- [WHAT IS BEING ASKED]
Leave out the pictures and repeat the rest of the material exactly.

Records contained in a dataset

+--

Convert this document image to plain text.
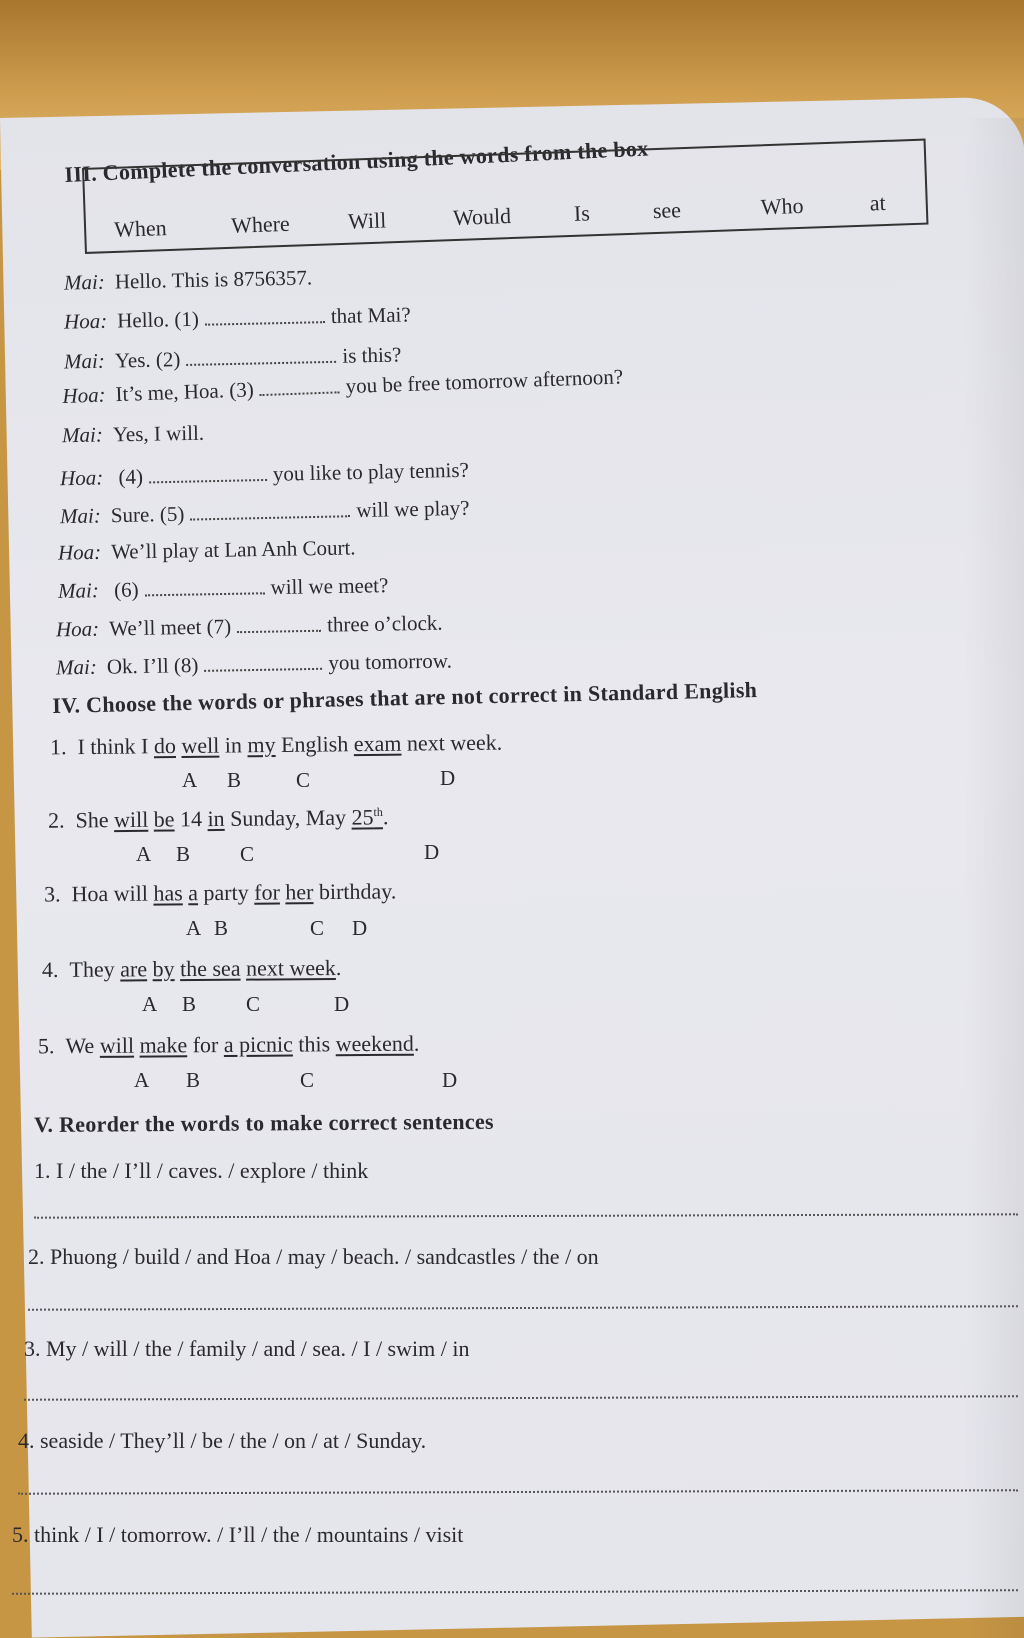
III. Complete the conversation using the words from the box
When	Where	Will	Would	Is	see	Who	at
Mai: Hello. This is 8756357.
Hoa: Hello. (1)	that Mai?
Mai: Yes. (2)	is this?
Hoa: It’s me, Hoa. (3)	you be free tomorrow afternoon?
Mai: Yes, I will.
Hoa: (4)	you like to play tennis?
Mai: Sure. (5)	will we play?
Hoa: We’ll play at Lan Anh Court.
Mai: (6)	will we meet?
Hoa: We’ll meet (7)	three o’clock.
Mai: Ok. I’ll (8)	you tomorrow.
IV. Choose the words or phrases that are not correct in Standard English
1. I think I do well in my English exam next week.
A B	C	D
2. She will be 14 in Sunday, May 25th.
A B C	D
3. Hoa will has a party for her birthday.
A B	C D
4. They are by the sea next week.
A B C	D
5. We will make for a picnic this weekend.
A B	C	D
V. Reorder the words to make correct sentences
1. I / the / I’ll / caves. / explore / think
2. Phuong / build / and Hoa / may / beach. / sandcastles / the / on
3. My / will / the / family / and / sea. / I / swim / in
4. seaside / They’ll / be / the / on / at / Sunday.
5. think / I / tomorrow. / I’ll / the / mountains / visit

+--

- [TASK OUTPUT]
Convert this document image to plain text.
III. Complete the conversation using the words from the box
When	Where	Will	Would	Is	see	Who	at
Mai: Hello. This is 8756357.
Hoa: Hello. (1)	that Mai?
Mai: Yes. (2)	is this?
Hoa: It’s me, Hoa. (3)	you be free tomorrow afternoon?
Mai: Yes, I will.
Hoa: (4)	you like to play tennis?
Mai: Sure. (5)	will we play?
Hoa: We’ll play at Lan Anh Court.
Mai: (6)	will we meet?
Hoa: We’ll meet (7)	three o’clock.
Mai: Ok. I’ll (8)	you tomorrow.
IV. Choose the words or phrases that are not correct in Standard English
1. I think I do well in my English exam next week.
A B	C	D
2. She will be 14 in Sunday, May 25th.
A B C	D
3. Hoa will has a party for her birthday.
A B	C D
4. They are by the sea next week.
A B C	D
5. We will make for a picnic this weekend.
A B	C	D
V. Reorder the words to make correct sentences
1. I / the / I’ll / caves. / explore / think
2. Phuong / build / and Hoa / may / beach. / sandcastles / the / on
3. My / will / the / family / and / sea. / I / swim / in
4. seaside / They’ll / be / the / on / at / Sunday.
5. think / I / tomorrow. / I’ll / the / mountains / visit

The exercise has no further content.